▸ Dataset entries on figures:
──────────

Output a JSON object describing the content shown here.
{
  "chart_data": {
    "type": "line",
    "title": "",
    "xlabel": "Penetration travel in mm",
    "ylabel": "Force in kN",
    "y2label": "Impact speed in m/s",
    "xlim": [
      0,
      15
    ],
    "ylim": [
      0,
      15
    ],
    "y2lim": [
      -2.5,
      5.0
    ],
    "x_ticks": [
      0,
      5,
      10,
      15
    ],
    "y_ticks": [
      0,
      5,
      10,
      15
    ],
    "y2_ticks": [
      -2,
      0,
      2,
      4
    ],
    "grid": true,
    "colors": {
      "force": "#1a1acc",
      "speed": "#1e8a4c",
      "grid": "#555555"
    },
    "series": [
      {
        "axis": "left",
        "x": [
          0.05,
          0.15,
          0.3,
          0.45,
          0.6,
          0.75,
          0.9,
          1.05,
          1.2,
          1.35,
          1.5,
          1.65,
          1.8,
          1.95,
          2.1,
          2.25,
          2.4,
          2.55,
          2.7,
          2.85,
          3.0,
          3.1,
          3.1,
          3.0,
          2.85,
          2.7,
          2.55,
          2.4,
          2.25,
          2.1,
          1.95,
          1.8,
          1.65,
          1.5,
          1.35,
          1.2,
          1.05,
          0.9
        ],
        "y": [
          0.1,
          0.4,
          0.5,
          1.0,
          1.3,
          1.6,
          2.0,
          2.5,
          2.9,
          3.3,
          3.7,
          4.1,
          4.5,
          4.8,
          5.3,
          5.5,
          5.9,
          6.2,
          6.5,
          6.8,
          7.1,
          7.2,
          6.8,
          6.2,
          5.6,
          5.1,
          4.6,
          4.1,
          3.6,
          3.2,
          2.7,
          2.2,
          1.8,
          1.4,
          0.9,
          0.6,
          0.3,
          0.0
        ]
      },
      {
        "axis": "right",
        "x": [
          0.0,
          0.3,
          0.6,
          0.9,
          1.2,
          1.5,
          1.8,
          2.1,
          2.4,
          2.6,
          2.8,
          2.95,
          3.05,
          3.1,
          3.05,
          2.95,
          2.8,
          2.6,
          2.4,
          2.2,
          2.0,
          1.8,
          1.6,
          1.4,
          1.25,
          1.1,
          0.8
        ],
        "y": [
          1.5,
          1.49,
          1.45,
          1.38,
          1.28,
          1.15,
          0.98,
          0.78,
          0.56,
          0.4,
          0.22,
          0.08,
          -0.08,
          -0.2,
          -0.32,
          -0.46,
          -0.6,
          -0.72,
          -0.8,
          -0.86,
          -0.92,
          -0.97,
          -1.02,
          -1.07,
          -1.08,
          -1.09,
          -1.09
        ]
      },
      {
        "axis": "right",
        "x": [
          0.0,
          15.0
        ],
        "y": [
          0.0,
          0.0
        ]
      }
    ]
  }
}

──────────

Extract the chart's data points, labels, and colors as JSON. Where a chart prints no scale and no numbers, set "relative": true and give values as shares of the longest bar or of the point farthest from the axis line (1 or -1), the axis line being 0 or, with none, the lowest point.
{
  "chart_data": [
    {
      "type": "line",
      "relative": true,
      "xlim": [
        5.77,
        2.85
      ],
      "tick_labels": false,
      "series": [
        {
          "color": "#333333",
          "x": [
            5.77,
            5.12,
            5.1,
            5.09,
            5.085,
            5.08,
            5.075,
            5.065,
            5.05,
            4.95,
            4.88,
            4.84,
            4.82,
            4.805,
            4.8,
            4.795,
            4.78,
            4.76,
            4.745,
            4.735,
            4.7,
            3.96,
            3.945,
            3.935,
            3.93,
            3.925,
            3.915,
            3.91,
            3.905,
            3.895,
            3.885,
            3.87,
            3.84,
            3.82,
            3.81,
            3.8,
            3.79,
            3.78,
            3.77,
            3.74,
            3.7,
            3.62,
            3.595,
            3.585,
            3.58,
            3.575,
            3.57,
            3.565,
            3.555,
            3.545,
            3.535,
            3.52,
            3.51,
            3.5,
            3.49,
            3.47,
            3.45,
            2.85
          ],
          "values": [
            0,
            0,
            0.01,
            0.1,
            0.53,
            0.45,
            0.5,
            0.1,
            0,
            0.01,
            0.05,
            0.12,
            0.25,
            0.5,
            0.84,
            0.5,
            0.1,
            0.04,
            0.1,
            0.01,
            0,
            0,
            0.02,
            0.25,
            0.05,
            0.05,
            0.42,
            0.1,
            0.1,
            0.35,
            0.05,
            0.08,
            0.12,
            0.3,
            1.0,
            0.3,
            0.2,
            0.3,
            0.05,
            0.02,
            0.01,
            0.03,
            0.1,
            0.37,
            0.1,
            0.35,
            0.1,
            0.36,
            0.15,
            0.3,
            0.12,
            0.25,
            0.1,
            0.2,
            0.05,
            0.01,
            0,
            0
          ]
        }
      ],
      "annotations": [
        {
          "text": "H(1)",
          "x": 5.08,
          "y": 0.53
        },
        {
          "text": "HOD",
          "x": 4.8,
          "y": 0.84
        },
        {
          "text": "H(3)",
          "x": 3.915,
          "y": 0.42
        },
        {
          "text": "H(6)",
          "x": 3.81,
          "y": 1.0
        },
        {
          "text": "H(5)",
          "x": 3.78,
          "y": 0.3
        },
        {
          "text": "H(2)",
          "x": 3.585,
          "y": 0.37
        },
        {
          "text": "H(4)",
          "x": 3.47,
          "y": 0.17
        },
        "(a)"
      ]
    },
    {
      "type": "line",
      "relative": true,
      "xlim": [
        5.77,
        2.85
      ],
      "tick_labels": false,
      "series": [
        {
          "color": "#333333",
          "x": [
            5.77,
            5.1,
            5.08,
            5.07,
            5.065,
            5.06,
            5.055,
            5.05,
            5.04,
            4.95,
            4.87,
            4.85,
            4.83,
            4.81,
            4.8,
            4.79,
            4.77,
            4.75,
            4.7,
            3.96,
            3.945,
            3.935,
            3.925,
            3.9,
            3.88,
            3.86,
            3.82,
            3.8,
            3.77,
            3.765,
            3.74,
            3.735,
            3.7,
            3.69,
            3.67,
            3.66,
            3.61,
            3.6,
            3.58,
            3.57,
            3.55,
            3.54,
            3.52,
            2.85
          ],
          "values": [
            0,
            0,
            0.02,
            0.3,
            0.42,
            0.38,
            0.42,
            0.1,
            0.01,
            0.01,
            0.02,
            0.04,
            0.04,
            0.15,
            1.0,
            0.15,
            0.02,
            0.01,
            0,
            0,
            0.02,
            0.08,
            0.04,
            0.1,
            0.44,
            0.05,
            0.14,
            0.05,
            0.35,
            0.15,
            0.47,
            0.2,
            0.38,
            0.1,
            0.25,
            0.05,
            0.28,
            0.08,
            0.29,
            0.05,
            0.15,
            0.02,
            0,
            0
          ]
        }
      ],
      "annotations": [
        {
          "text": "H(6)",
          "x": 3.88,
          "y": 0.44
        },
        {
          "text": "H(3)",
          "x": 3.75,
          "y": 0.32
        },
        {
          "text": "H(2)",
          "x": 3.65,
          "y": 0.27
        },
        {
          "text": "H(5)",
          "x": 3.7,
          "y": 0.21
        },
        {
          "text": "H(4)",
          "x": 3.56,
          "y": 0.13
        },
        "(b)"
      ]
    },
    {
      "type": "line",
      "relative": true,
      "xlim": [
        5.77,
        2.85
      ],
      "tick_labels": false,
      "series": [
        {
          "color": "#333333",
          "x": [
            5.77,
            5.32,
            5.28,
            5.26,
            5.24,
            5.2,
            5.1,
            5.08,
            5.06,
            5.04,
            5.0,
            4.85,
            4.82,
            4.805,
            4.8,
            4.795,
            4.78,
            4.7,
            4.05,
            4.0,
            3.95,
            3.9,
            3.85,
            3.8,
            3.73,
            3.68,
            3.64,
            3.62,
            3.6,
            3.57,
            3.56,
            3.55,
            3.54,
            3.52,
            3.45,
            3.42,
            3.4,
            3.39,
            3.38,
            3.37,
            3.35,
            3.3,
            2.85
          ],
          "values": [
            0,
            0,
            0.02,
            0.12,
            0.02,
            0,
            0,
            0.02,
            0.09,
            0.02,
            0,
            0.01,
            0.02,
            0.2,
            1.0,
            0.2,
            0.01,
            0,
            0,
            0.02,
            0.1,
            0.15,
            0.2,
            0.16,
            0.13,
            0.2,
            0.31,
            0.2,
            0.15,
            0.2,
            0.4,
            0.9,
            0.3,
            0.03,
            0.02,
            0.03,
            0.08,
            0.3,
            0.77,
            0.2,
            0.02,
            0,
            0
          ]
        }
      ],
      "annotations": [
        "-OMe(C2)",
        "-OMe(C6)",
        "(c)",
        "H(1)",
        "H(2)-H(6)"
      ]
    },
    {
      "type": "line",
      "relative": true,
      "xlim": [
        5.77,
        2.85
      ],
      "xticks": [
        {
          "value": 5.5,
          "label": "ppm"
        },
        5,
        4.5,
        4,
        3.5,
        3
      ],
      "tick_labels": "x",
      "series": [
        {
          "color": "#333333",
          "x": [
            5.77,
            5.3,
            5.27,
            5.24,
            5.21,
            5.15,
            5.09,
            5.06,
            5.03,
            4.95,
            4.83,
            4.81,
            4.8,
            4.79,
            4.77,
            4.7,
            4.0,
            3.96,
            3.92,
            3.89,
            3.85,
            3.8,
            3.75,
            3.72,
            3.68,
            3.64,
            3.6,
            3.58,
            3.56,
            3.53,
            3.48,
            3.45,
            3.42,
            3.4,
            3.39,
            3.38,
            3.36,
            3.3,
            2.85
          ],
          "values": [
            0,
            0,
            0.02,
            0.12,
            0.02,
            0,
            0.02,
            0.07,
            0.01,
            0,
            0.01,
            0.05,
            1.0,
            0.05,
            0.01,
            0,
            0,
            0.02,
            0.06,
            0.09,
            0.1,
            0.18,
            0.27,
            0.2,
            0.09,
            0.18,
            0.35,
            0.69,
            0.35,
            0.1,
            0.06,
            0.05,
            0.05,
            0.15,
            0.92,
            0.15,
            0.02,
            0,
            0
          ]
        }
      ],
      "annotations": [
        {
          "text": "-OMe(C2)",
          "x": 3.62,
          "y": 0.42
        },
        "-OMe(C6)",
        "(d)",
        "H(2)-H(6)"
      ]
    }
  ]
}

──────────

▸ Goal:
Read the data above and pull out each line that holds the string "speed".

▸ Solution to this task:
    "y2label": "Impact speed in m/s",
      "speed": "#1e8a4c",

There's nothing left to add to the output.